PROBLEM DESCRIPTION
Copy out every line exactly as given.

<<<<

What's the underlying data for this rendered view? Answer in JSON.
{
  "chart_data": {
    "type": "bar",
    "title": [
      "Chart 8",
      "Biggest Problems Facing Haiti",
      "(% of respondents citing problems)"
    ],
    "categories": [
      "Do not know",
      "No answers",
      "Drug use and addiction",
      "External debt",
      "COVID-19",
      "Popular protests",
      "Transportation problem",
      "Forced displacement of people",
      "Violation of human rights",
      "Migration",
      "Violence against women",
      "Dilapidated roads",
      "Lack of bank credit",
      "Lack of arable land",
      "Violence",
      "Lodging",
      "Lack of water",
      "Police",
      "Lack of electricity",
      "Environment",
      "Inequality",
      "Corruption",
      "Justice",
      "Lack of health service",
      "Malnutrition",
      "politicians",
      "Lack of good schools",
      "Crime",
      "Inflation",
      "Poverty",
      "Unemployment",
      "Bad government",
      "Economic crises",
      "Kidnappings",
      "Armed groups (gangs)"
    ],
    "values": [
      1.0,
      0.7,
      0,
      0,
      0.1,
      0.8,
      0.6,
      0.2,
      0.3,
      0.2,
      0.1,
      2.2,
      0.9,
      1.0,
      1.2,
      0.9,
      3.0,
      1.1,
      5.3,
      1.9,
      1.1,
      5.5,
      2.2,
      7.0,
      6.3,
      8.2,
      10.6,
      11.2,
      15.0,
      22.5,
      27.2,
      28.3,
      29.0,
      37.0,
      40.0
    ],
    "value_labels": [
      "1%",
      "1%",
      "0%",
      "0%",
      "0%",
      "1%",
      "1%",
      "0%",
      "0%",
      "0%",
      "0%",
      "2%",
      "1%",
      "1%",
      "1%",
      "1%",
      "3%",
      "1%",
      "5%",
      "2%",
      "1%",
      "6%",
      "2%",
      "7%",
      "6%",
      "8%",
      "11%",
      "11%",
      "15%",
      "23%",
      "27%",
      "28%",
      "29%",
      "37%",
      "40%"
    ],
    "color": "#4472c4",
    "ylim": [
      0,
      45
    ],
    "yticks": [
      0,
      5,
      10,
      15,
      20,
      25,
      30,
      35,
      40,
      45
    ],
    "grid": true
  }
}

>>>>

OUTPUT FOR THIS EXERCISE
What's the underlying data for this rendered view? Answer in JSON.
{
  "chart_data": {
    "type": "bar",
    "title": [
      "Chart 8",
      "Biggest Problems Facing Haiti",
      "(% of respondents citing problems)"
    ],
    "categories": [
      "Do not know",
      "No answers",
      "Drug use and addiction",
      "External debt",
      "COVID-19",
      "Popular protests",
      "Transportation problem",
      "Forced displacement of people",
      "Violation of human rights",
      "Migration",
      "Violence against women",
      "Dilapidated roads",
      "Lack of bank credit",
      "Lack of arable land",
      "Violence",
      "Lodging",
      "Lack of water",
      "Police",
      "Lack of electricity",
      "Environment",
      "Inequality",
      "Corruption",
      "Justice",
      "Lack of health service",
      "Malnutrition",
      "politicians",
      "Lack of good schools",
      "Crime",
      "Inflation",
      "Poverty",
      "Unemployment",
      "Bad government",
      "Economic crises",
      "Kidnappings",
      "Armed groups (gangs)"
    ],
    "values": [
      1.0,
      0.7,
      0,
      0,
      0.1,
      0.8,
      0.6,
      0.2,
      0.3,
      0.2,
      0.1,
      2.2,
      0.9,
      1.0,
      1.2,
      0.9,
      3.0,
      1.1,
      5.3,
      1.9,
      1.1,
      5.5,
      2.2,
      7.0,
      6.3,
      8.2,
      10.6,
      11.2,
      15.0,
      22.5,
      27.2,
      28.3,
      29.0,
      37.0,
      40.0
    ],
    "value_labels": [
      "1%",
      "1%",
      "0%",
      "0%",
      "0%",
      "1%",
      "1%",
      "0%",
      "0%",
      "0%",
      "0%",
      "2%",
      "1%",
      "1%",
      "1%",
      "1%",
      "3%",
      "1%",
      "5%",
      "2%",
      "1%",
      "6%",
      "2%",
      "7%",
      "6%",
      "8%",
      "11%",
      "11%",
      "15%",
      "23%",
      "27%",
      "28%",
      "29%",
      "37%",
      "40%"
    ],
    "color": "#4472c4",
    "ylim": [
      0,
      45
    ],
    "yticks": [
      0,
      5,
      10,
      15,
      20,
      25,
      30,
      35,
      40,
      45
    ],
    "grid": true
  }
}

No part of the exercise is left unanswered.